» GIVEN INFORMATION
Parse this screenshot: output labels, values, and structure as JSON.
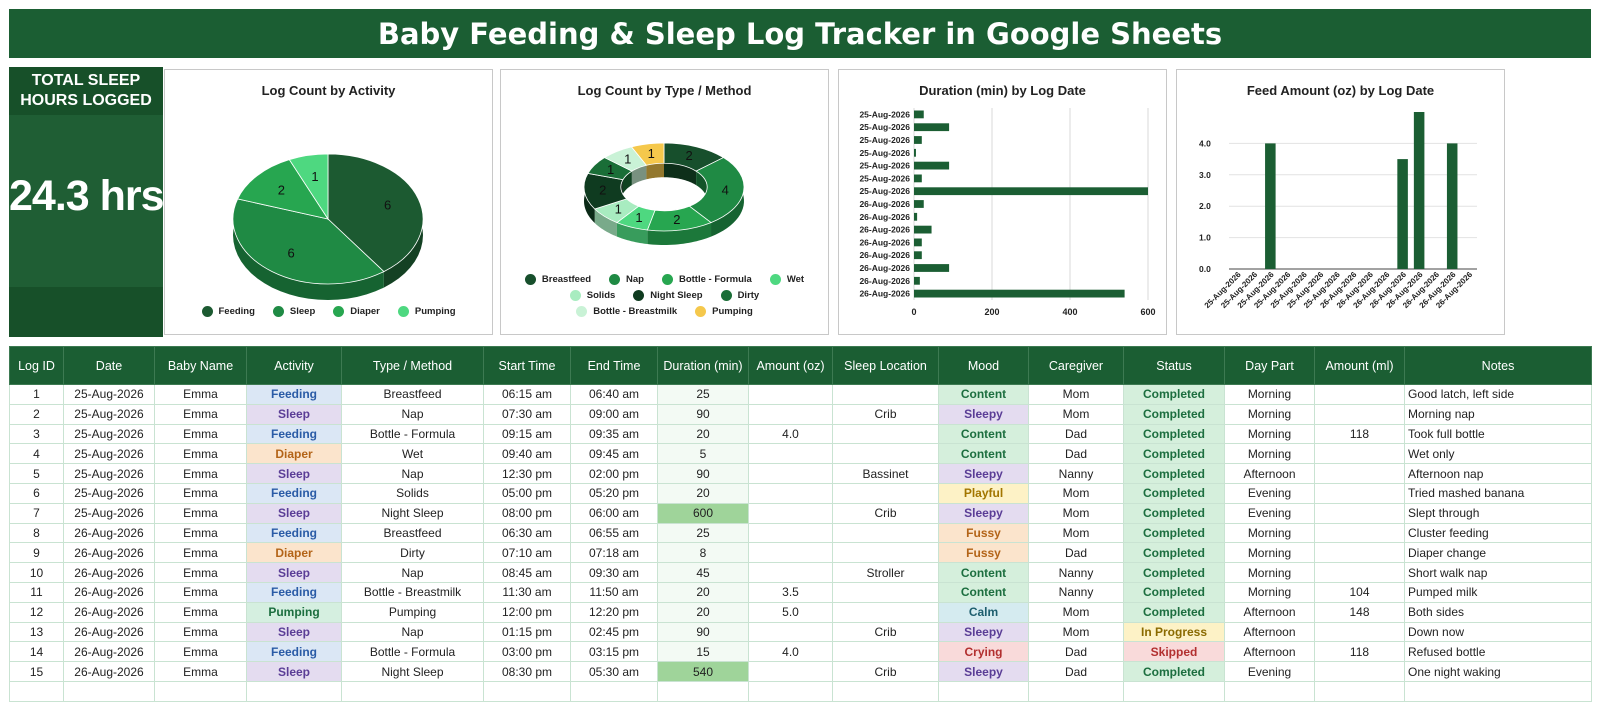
{
  "title": "Baby Feeding & Sleep Log Tracker in Google Sheets",
  "kpi": {
    "label": "TOTAL SLEEP HOURS LOGGED",
    "value": "24.3 hrs"
  },
  "chart_data": [
    {
      "type": "pie",
      "title": "Log Count by Activity",
      "categories": [
        "Feeding",
        "Sleep",
        "Diaper",
        "Pumping"
      ],
      "values": [
        6,
        6,
        2,
        1
      ],
      "colors": [
        "#1c5a31",
        "#1f8a44",
        "#27a650",
        "#4ed880"
      ],
      "legend": "bottom"
    },
    {
      "type": "pie",
      "title": "Log Count by Type / Method",
      "categories": [
        "Breastfeed",
        "Nap",
        "Bottle - Formula",
        "Wet",
        "Solids",
        "Night Sleep",
        "Dirty",
        "Bottle - Breastmilk",
        "Pumping"
      ],
      "values": [
        2,
        4,
        2,
        1,
        1,
        2,
        1,
        1,
        1
      ],
      "colors": [
        "#174f2c",
        "#1f8a44",
        "#27a650",
        "#4ed880",
        "#a8ecc0",
        "#0f3b20",
        "#1a6e37",
        "#c9f2d6",
        "#f5c84c"
      ],
      "legend": "bottom"
    },
    {
      "type": "bar",
      "orientation": "horizontal",
      "title": "Duration (min) by Log Date",
      "categories": [
        "25-Aug-2026",
        "25-Aug-2026",
        "25-Aug-2026",
        "25-Aug-2026",
        "25-Aug-2026",
        "25-Aug-2026",
        "25-Aug-2026",
        "26-Aug-2026",
        "26-Aug-2026",
        "26-Aug-2026",
        "26-Aug-2026",
        "26-Aug-2026",
        "26-Aug-2026",
        "26-Aug-2026",
        "26-Aug-2026"
      ],
      "values": [
        25,
        90,
        20,
        5,
        90,
        20,
        600,
        25,
        8,
        45,
        20,
        20,
        90,
        15,
        540
      ],
      "xlim": [
        0,
        600
      ],
      "xticks": [
        0,
        200,
        400,
        600
      ],
      "color": "#1b5e33"
    },
    {
      "type": "bar",
      "title": "Feed Amount (oz) by Log Date",
      "categories": [
        "25-Aug-2026",
        "25-Aug-2026",
        "25-Aug-2026",
        "25-Aug-2026",
        "25-Aug-2026",
        "25-Aug-2026",
        "25-Aug-2026",
        "26-Aug-2026",
        "26-Aug-2026",
        "26-Aug-2026",
        "26-Aug-2026",
        "26-Aug-2026",
        "26-Aug-2026",
        "26-Aug-2026",
        "26-Aug-2026"
      ],
      "values": [
        0,
        0,
        4.0,
        0,
        0,
        0,
        0,
        0,
        0,
        0,
        3.5,
        5.0,
        0,
        4.0,
        0
      ],
      "ylim": [
        0,
        5
      ],
      "yticks": [
        "0.0",
        "1.0",
        "2.0",
        "3.0",
        "4.0"
      ],
      "color": "#1b5e33"
    }
  ],
  "table": {
    "headers": [
      "Log ID",
      "Date",
      "Baby Name",
      "Activity",
      "Type / Method",
      "Start Time",
      "End Time",
      "Duration (min)",
      "Amount (oz)",
      "Sleep Location",
      "Mood",
      "Caregiver",
      "Status",
      "Day Part",
      "Amount (ml)",
      "Notes"
    ],
    "rows": [
      [
        "1",
        "25-Aug-2026",
        "Emma",
        "Feeding",
        "Breastfeed",
        "06:15 am",
        "06:40 am",
        "25",
        "",
        "",
        "Content",
        "Mom",
        "Completed",
        "Morning",
        "",
        "Good latch, left side"
      ],
      [
        "2",
        "25-Aug-2026",
        "Emma",
        "Sleep",
        "Nap",
        "07:30 am",
        "09:00 am",
        "90",
        "",
        "Crib",
        "Sleepy",
        "Mom",
        "Completed",
        "Morning",
        "",
        "Morning nap"
      ],
      [
        "3",
        "25-Aug-2026",
        "Emma",
        "Feeding",
        "Bottle - Formula",
        "09:15 am",
        "09:35 am",
        "20",
        "4.0",
        "",
        "Content",
        "Dad",
        "Completed",
        "Morning",
        "118",
        "Took full bottle"
      ],
      [
        "4",
        "25-Aug-2026",
        "Emma",
        "Diaper",
        "Wet",
        "09:40 am",
        "09:45 am",
        "5",
        "",
        "",
        "Content",
        "Dad",
        "Completed",
        "Morning",
        "",
        "Wet only"
      ],
      [
        "5",
        "25-Aug-2026",
        "Emma",
        "Sleep",
        "Nap",
        "12:30 pm",
        "02:00 pm",
        "90",
        "",
        "Bassinet",
        "Sleepy",
        "Nanny",
        "Completed",
        "Afternoon",
        "",
        "Afternoon nap"
      ],
      [
        "6",
        "25-Aug-2026",
        "Emma",
        "Feeding",
        "Solids",
        "05:00 pm",
        "05:20 pm",
        "20",
        "",
        "",
        "Playful",
        "Mom",
        "Completed",
        "Evening",
        "",
        "Tried mashed banana"
      ],
      [
        "7",
        "25-Aug-2026",
        "Emma",
        "Sleep",
        "Night Sleep",
        "08:00 pm",
        "06:00 am",
        "600",
        "",
        "Crib",
        "Sleepy",
        "Mom",
        "Completed",
        "Evening",
        "",
        "Slept through"
      ],
      [
        "8",
        "26-Aug-2026",
        "Emma",
        "Feeding",
        "Breastfeed",
        "06:30 am",
        "06:55 am",
        "25",
        "",
        "",
        "Fussy",
        "Mom",
        "Completed",
        "Morning",
        "",
        "Cluster feeding"
      ],
      [
        "9",
        "26-Aug-2026",
        "Emma",
        "Diaper",
        "Dirty",
        "07:10 am",
        "07:18 am",
        "8",
        "",
        "",
        "Fussy",
        "Dad",
        "Completed",
        "Morning",
        "",
        "Diaper change"
      ],
      [
        "10",
        "26-Aug-2026",
        "Emma",
        "Sleep",
        "Nap",
        "08:45 am",
        "09:30 am",
        "45",
        "",
        "Stroller",
        "Content",
        "Nanny",
        "Completed",
        "Morning",
        "",
        "Short walk nap"
      ],
      [
        "11",
        "26-Aug-2026",
        "Emma",
        "Feeding",
        "Bottle - Breastmilk",
        "11:30 am",
        "11:50 am",
        "20",
        "3.5",
        "",
        "Content",
        "Nanny",
        "Completed",
        "Morning",
        "104",
        "Pumped milk"
      ],
      [
        "12",
        "26-Aug-2026",
        "Emma",
        "Pumping",
        "Pumping",
        "12:00 pm",
        "12:20 pm",
        "20",
        "5.0",
        "",
        "Calm",
        "Mom",
        "Completed",
        "Afternoon",
        "148",
        "Both sides"
      ],
      [
        "13",
        "26-Aug-2026",
        "Emma",
        "Sleep",
        "Nap",
        "01:15 pm",
        "02:45 pm",
        "90",
        "",
        "Crib",
        "Sleepy",
        "Mom",
        "In Progress",
        "Afternoon",
        "",
        "Down now"
      ],
      [
        "14",
        "26-Aug-2026",
        "Emma",
        "Feeding",
        "Bottle - Formula",
        "03:00 pm",
        "03:15 pm",
        "15",
        "4.0",
        "",
        "Crying",
        "Dad",
        "Skipped",
        "Afternoon",
        "118",
        "Refused bottle"
      ],
      [
        "15",
        "26-Aug-2026",
        "Emma",
        "Sleep",
        "Night Sleep",
        "08:30 pm",
        "05:30 am",
        "540",
        "",
        "Crib",
        "Sleepy",
        "Dad",
        "Completed",
        "Evening",
        "",
        "One night waking"
      ]
    ]
  }
}
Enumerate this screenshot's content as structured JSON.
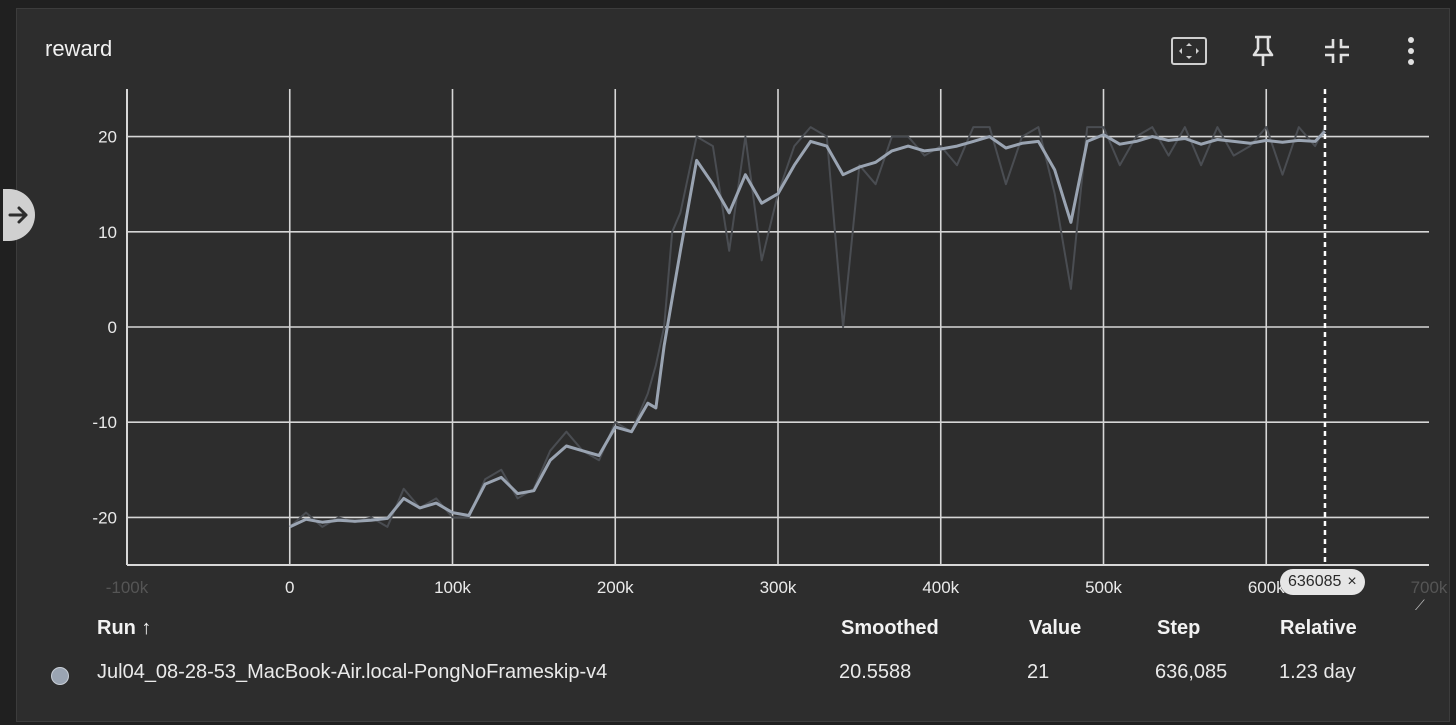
{
  "card": {
    "title": "reward",
    "toolbar": [
      {
        "icon": "fit-to-data-icon"
      },
      {
        "icon": "pin-icon"
      },
      {
        "icon": "collapse-icon"
      },
      {
        "icon": "more-vert-icon"
      }
    ]
  },
  "tooltip": {
    "step_label": "636085",
    "close": "×"
  },
  "table": {
    "headers": {
      "run": "Run ↑",
      "smoothed": "Smoothed",
      "value": "Value",
      "step": "Step",
      "relative": "Relative"
    },
    "row": {
      "color": "#9aa4b2",
      "run": "Jul04_08-28-53_MacBook-Air.local-PongNoFrameskip-v4",
      "smoothed": "20.5588",
      "value": "21",
      "step": "636,085",
      "relative": "1.23 day"
    }
  },
  "chart_data": {
    "type": "line",
    "title": "reward",
    "xlabel": "",
    "ylabel": "",
    "xlim": [
      -100000,
      700000
    ],
    "ylim": [
      -25,
      25
    ],
    "grid": true,
    "x_ticks": [
      "-100k",
      "0",
      "100k",
      "200k",
      "300k",
      "400k",
      "500k",
      "600k",
      "700k"
    ],
    "y_ticks": [
      "20",
      "10",
      "0",
      "-10",
      "-20"
    ],
    "marker_step": 636085,
    "series": [
      {
        "name": "Jul04_08-28-53_MacBook-Air.local-PongNoFrameskip-v4",
        "color": "#9aa4b2",
        "x": [
          0,
          10000,
          20000,
          30000,
          40000,
          50000,
          60000,
          70000,
          80000,
          90000,
          100000,
          110000,
          120000,
          130000,
          140000,
          150000,
          160000,
          170000,
          180000,
          190000,
          200000,
          210000,
          220000,
          225000,
          230000,
          235000,
          240000,
          250000,
          260000,
          270000,
          280000,
          290000,
          300000,
          310000,
          320000,
          330000,
          340000,
          350000,
          360000,
          370000,
          380000,
          390000,
          400000,
          410000,
          420000,
          430000,
          440000,
          450000,
          460000,
          470000,
          480000,
          490000,
          500000,
          510000,
          520000,
          530000,
          540000,
          550000,
          560000,
          570000,
          580000,
          590000,
          600000,
          610000,
          620000,
          630000,
          636085
        ],
        "smoothed": [
          -21,
          -20.2,
          -20.5,
          -20.3,
          -20.4,
          -20.3,
          -20.1,
          -18,
          -19,
          -18.5,
          -19.5,
          -19.8,
          -16.5,
          -15.8,
          -17.5,
          -17.2,
          -14,
          -12.5,
          -13,
          -13.5,
          -10.5,
          -11,
          -8,
          -8.5,
          -2,
          3,
          8,
          17.5,
          15,
          12,
          16,
          13,
          14,
          17,
          19.5,
          19,
          16,
          16.8,
          17.3,
          18.5,
          19,
          18.5,
          18.7,
          19,
          19.5,
          20,
          18.8,
          19.3,
          19.5,
          16.5,
          11,
          19.5,
          20.2,
          19.2,
          19.5,
          20,
          19.6,
          19.8,
          19.2,
          19.7,
          19.5,
          19.3,
          19.6,
          19.4,
          19.6,
          19.5,
          20.5588
        ],
        "raw": [
          -21,
          -19.5,
          -21,
          -20,
          -20.5,
          -20,
          -21,
          -17,
          -19,
          -18,
          -20,
          -20,
          -16,
          -15,
          -18,
          -17,
          -13,
          -11,
          -13,
          -14,
          -10,
          -11,
          -7,
          -4,
          0,
          10,
          12,
          20,
          19,
          8,
          20,
          7,
          14,
          19,
          21,
          20,
          0,
          17,
          15,
          20,
          20,
          18,
          19,
          17,
          21,
          21,
          15,
          20,
          21,
          14,
          4,
          21,
          21,
          17,
          20,
          21,
          18,
          21,
          17,
          21,
          18,
          19,
          21,
          16,
          21,
          19,
          21
        ]
      }
    ]
  }
}
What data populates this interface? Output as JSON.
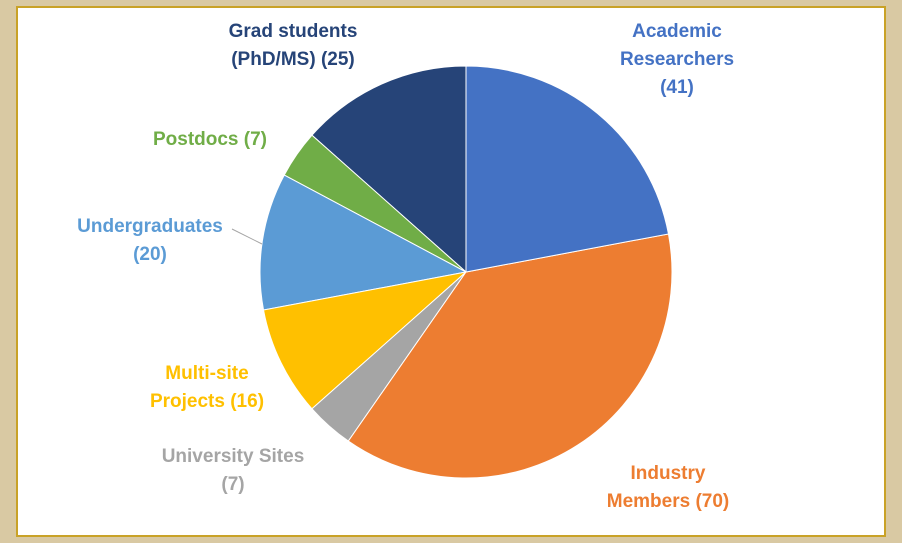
{
  "chart_data": {
    "type": "pie",
    "categories": [
      "Academic Researchers",
      "Industry Members",
      "University Sites",
      "Multi-site Projects",
      "Undergraduates",
      "Postdocs",
      "Grad students (PhD/MS)"
    ],
    "values": [
      41,
      70,
      7,
      16,
      20,
      7,
      25
    ],
    "value_labels": [
      "(41)",
      "(70)",
      "(7)",
      "(16)",
      "(20)",
      "(7)",
      "(25)"
    ],
    "colors": [
      "#4472c4",
      "#ed7d31",
      "#a5a5a5",
      "#ffc000",
      "#5b9bd5",
      "#70ad47",
      "#264478"
    ]
  }
}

» TASK TO COMPLETE
Go to the line containing "What data populates" and set it down, along with every later line through the last one, exactly as written and without the pictures.

» REPLY TO THE EXERCISE
What data populates this interface? Output as JSON.
{
  "chart_data": {
    "type": "pie",
    "categories": [
      "Academic Researchers",
      "Industry Members",
      "University Sites",
      "Multi-site Projects",
      "Undergraduates",
      "Postdocs",
      "Grad students (PhD/MS)"
    ],
    "values": [
      41,
      70,
      7,
      16,
      20,
      7,
      25
    ],
    "value_labels": [
      "(41)",
      "(70)",
      "(7)",
      "(16)",
      "(20)",
      "(7)",
      "(25)"
    ],
    "colors": [
      "#4472c4",
      "#ed7d31",
      "#a5a5a5",
      "#ffc000",
      "#5b9bd5",
      "#70ad47",
      "#264478"
    ]
  }
}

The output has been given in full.